■ WHAT IS BEING ASKED:
Reply with one number: the count of lines in the records below that hold "печати".

■ GIVEN RECORDS:
** Start **

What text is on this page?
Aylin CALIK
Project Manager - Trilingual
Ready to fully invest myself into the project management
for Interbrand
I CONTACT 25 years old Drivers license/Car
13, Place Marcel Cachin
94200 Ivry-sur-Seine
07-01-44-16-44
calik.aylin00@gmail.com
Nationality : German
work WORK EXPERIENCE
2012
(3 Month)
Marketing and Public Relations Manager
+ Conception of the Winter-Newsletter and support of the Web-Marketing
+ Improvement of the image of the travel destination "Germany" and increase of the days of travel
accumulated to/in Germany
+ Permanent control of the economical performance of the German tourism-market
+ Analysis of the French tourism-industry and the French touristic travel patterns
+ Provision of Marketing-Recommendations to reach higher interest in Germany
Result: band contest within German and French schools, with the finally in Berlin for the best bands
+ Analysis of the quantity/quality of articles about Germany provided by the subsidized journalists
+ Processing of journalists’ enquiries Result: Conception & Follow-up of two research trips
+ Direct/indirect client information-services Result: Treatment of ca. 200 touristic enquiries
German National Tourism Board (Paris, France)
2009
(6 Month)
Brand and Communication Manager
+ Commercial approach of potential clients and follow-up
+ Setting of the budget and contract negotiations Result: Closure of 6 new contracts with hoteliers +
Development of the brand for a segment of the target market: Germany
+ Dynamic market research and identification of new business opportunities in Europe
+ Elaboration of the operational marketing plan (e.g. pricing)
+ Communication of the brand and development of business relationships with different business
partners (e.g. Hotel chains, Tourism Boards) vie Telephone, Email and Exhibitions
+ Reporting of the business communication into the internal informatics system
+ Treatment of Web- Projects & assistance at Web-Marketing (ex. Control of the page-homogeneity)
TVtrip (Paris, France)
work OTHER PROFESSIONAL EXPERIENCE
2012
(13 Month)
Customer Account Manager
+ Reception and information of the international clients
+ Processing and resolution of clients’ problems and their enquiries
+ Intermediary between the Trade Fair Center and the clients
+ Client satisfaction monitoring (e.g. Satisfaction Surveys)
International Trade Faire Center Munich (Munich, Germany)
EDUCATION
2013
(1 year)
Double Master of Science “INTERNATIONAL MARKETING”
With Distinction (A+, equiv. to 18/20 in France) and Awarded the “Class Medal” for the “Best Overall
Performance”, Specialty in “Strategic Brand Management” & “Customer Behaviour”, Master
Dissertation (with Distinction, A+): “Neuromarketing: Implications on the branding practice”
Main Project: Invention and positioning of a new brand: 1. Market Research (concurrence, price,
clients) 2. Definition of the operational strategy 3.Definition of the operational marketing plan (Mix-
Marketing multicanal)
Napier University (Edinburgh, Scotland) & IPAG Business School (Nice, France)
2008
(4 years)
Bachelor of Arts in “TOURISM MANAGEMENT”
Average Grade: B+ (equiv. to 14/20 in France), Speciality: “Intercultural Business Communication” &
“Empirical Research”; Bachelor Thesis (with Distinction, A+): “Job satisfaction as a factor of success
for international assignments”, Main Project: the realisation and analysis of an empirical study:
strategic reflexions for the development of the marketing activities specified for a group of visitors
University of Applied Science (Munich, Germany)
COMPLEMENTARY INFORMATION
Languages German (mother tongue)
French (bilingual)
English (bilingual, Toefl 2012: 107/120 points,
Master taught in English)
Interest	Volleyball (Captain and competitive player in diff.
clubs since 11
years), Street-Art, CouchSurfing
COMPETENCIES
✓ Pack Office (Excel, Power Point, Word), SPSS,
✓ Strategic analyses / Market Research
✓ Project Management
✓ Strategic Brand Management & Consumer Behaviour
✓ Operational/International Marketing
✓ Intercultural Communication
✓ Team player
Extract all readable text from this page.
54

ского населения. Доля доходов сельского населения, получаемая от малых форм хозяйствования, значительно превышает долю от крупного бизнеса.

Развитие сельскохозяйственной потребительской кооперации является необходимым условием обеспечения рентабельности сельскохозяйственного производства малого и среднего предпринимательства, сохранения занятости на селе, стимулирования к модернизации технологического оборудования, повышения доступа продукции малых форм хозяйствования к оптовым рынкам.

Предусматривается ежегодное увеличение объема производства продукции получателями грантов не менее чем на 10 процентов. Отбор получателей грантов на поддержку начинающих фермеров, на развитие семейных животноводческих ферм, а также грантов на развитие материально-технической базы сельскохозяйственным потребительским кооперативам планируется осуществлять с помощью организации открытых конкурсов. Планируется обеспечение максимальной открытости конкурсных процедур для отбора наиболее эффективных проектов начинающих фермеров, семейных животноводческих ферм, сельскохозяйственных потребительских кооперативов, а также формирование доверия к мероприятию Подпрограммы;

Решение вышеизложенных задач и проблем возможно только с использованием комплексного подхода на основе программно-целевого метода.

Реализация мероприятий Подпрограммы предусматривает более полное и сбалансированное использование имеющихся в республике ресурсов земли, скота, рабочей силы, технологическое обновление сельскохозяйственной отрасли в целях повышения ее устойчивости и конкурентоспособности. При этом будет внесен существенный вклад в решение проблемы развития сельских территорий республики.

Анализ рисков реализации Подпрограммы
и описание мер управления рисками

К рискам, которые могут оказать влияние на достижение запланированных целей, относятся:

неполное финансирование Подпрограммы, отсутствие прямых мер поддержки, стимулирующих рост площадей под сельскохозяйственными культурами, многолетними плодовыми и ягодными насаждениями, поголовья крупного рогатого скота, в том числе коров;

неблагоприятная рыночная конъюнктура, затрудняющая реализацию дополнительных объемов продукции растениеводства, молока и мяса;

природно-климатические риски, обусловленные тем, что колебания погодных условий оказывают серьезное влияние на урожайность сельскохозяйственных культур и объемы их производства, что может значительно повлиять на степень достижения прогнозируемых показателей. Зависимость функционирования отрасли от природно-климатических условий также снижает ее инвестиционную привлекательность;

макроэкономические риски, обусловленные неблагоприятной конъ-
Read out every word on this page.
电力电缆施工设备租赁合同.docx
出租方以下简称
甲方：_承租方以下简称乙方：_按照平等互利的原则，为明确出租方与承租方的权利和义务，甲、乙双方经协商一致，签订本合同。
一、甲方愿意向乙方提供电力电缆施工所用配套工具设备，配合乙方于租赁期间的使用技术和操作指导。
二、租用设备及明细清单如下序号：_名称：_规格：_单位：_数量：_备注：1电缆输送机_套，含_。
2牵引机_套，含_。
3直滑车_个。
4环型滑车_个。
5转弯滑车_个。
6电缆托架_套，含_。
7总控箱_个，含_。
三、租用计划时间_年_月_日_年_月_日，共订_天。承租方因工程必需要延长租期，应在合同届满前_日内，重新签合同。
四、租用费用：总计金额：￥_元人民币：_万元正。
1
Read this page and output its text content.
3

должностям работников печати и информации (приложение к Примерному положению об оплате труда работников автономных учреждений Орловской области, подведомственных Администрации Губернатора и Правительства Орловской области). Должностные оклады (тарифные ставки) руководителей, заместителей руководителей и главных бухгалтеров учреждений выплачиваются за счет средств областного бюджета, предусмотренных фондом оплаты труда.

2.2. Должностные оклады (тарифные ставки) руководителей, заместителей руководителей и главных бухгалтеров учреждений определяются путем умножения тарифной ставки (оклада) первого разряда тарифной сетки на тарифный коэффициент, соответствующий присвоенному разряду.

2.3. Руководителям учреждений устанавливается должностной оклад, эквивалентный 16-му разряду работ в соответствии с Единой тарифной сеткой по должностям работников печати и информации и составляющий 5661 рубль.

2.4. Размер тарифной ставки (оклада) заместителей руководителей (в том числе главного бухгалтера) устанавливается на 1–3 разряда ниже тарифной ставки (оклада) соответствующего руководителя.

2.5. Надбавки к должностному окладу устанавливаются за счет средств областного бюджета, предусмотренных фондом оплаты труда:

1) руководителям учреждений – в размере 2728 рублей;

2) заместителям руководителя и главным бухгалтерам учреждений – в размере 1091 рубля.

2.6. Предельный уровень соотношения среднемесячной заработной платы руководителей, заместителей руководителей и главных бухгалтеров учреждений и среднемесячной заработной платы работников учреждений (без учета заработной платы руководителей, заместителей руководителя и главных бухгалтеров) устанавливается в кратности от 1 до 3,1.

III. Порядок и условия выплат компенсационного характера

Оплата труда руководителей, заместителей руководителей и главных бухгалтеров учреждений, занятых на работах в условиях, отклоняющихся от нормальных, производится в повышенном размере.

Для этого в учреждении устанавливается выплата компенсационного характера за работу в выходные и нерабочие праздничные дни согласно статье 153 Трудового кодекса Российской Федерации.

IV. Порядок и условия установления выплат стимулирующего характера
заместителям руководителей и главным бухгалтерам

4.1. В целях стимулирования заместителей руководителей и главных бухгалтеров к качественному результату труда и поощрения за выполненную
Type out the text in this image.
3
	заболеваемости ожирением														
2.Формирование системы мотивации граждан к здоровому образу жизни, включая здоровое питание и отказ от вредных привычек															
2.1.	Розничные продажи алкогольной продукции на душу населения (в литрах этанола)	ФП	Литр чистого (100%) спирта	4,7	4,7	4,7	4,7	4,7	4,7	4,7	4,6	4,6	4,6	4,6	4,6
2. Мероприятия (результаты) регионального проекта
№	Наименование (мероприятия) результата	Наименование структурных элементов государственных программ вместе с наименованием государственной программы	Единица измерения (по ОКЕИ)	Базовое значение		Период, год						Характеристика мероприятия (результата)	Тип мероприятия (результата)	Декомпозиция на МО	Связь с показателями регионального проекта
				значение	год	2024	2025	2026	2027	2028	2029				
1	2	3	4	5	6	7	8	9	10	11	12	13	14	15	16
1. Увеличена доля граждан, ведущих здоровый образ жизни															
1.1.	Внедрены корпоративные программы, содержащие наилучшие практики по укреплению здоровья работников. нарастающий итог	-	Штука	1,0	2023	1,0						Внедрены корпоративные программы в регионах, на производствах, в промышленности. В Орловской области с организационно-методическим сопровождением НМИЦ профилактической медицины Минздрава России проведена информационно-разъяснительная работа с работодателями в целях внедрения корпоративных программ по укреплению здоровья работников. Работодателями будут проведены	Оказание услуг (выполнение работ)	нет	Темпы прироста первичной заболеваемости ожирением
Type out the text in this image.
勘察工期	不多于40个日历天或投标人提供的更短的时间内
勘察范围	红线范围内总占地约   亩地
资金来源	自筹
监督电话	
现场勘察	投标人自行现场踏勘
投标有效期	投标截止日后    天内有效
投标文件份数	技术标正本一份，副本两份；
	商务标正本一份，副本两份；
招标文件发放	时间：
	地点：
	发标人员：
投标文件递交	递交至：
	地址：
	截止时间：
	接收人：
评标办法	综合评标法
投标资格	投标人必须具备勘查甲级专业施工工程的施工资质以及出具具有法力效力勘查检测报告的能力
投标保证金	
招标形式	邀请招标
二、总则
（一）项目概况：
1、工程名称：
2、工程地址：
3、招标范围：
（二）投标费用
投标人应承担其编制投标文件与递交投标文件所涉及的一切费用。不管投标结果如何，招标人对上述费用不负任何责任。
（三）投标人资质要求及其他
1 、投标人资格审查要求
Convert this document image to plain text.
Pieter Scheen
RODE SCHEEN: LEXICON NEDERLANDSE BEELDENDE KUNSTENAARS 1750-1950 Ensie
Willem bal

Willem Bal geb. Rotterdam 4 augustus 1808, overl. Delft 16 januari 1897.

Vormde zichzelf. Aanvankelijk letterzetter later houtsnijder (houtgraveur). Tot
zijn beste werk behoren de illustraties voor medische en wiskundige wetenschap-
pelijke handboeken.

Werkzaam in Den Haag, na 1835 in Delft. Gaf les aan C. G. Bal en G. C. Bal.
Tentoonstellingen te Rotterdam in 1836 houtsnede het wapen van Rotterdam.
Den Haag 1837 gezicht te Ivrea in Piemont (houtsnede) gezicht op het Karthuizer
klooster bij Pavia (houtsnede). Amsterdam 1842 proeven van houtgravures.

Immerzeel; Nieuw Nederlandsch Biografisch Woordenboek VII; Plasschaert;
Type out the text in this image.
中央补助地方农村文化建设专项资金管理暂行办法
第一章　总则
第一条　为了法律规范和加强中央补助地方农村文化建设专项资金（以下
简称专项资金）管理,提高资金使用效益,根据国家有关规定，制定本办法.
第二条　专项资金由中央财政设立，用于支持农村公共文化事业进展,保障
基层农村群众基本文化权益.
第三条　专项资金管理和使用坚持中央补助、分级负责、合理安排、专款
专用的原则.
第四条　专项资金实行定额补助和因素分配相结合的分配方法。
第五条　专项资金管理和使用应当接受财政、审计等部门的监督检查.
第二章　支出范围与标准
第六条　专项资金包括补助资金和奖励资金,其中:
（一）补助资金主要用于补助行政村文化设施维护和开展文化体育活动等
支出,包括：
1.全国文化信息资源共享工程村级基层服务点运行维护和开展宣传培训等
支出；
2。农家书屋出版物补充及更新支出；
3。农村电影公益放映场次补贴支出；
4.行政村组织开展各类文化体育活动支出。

** End **

■ WRITTEN SOLUTION:
2